Note each line that includes the word "Hans". Copy those lines.

(Dataset items)
● ● ● ● ● ● ●

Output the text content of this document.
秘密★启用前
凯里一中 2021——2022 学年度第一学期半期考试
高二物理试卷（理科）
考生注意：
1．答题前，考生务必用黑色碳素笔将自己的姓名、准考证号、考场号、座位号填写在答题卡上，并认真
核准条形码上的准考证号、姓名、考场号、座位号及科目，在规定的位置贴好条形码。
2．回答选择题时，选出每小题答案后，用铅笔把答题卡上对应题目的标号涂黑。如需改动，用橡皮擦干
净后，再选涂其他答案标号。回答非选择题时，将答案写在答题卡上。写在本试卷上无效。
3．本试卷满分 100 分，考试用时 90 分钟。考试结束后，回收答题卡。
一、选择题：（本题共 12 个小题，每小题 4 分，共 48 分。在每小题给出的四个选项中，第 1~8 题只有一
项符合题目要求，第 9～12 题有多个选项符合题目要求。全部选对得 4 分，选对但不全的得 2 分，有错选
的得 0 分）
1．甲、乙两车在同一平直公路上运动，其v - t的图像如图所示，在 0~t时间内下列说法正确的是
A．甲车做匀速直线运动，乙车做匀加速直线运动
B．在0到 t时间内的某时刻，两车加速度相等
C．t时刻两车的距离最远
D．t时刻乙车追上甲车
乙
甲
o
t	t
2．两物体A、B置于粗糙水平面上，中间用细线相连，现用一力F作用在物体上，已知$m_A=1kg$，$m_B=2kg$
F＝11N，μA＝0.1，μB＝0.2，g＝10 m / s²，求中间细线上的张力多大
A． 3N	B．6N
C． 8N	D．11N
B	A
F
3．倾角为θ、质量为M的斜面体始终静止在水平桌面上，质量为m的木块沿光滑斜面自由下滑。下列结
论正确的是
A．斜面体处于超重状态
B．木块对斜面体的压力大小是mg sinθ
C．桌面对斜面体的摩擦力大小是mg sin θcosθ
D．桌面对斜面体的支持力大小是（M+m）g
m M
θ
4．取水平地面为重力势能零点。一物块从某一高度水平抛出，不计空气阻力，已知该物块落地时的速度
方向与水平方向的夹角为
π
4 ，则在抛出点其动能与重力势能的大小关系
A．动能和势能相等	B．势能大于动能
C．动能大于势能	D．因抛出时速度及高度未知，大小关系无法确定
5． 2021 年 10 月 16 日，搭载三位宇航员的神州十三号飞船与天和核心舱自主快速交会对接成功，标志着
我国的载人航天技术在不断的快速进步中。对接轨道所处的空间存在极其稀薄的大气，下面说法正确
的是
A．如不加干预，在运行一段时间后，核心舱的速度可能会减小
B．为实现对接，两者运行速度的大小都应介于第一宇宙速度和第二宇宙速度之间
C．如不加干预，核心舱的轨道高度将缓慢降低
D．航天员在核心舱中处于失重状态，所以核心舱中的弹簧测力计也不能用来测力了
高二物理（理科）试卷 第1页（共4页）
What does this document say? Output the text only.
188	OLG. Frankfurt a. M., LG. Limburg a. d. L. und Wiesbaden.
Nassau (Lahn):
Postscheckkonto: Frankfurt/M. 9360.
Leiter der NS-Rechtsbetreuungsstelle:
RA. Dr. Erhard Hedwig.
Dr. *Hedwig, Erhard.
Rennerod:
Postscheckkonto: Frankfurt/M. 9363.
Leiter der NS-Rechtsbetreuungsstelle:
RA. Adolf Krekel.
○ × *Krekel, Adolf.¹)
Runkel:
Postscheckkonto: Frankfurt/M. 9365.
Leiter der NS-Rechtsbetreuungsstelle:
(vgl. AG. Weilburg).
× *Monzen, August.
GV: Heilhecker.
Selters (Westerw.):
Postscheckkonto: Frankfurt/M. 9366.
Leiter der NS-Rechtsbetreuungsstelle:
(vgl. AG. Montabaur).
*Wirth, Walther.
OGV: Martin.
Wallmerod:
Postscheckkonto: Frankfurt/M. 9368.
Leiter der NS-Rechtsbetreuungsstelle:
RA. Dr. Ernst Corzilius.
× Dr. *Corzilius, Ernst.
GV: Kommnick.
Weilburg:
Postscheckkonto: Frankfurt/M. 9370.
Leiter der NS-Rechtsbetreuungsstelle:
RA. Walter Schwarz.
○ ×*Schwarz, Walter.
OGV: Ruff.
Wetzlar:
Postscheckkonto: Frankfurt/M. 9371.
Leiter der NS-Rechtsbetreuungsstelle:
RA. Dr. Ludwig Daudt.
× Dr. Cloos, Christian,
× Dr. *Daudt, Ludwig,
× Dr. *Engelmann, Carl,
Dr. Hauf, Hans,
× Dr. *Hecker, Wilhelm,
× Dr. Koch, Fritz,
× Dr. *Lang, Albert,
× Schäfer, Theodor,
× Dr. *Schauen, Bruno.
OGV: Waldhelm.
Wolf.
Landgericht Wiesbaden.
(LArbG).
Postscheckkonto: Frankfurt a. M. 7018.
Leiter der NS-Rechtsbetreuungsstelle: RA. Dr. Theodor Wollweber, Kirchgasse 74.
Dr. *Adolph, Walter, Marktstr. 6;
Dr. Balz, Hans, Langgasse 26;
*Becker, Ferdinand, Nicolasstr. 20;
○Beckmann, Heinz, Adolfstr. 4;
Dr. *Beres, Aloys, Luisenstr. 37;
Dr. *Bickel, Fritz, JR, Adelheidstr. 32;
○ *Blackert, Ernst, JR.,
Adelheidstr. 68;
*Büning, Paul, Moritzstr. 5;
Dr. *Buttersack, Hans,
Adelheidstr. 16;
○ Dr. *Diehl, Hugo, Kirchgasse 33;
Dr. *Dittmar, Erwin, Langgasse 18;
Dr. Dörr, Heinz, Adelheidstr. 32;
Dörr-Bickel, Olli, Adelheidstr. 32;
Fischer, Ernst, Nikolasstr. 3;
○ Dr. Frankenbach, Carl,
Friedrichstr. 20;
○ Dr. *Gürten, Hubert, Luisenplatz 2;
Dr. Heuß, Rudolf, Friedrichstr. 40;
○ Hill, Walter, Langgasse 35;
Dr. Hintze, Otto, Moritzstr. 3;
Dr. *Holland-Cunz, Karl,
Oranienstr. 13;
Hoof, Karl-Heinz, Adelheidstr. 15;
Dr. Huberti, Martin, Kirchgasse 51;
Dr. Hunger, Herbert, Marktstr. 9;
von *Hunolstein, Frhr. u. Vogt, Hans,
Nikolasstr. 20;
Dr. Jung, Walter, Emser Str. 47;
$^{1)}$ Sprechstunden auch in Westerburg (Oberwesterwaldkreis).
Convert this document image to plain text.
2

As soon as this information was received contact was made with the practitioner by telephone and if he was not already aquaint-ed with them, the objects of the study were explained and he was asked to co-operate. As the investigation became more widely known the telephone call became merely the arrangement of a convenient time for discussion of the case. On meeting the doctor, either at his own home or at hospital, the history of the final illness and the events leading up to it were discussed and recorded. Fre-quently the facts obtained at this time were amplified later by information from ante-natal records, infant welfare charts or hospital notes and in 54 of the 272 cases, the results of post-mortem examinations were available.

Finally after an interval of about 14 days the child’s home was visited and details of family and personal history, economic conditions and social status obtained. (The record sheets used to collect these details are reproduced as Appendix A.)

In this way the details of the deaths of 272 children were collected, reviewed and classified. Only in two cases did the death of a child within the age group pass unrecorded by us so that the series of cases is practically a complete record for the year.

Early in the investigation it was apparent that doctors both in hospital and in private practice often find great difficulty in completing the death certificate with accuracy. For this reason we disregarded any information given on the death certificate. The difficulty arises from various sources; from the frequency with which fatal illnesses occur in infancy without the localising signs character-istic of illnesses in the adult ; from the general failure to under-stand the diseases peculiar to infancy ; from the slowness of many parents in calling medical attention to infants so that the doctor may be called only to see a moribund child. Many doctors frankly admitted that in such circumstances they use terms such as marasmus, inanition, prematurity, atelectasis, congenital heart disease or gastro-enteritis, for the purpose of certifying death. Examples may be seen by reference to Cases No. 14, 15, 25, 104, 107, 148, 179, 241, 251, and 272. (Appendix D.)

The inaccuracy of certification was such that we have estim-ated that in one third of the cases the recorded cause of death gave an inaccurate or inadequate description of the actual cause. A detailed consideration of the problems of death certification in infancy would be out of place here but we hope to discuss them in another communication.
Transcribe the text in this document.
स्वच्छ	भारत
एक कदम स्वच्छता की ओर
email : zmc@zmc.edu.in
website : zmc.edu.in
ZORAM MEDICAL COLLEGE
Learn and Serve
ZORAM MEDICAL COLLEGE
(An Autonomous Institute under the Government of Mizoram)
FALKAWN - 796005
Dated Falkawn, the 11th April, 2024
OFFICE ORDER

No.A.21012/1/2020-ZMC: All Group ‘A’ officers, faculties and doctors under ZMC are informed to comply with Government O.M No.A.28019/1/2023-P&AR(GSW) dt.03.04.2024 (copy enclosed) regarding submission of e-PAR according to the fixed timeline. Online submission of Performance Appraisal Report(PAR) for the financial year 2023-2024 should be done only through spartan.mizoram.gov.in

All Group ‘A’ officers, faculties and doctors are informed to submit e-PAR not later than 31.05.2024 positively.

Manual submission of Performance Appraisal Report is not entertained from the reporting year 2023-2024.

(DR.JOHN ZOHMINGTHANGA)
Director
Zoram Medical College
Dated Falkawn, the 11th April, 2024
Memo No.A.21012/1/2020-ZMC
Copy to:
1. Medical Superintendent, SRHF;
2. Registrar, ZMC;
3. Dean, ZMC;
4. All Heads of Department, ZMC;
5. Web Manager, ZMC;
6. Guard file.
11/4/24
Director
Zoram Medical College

● ● ● ● ● ● ●

■ **THE RESULT**
Dr. Hauf, Hans,
Dr. Balz, Hans, Langgasse 26;
Dr. *Buttersack, Hans,
von *Hunolstein, Frhr. u. Vogt, Hans,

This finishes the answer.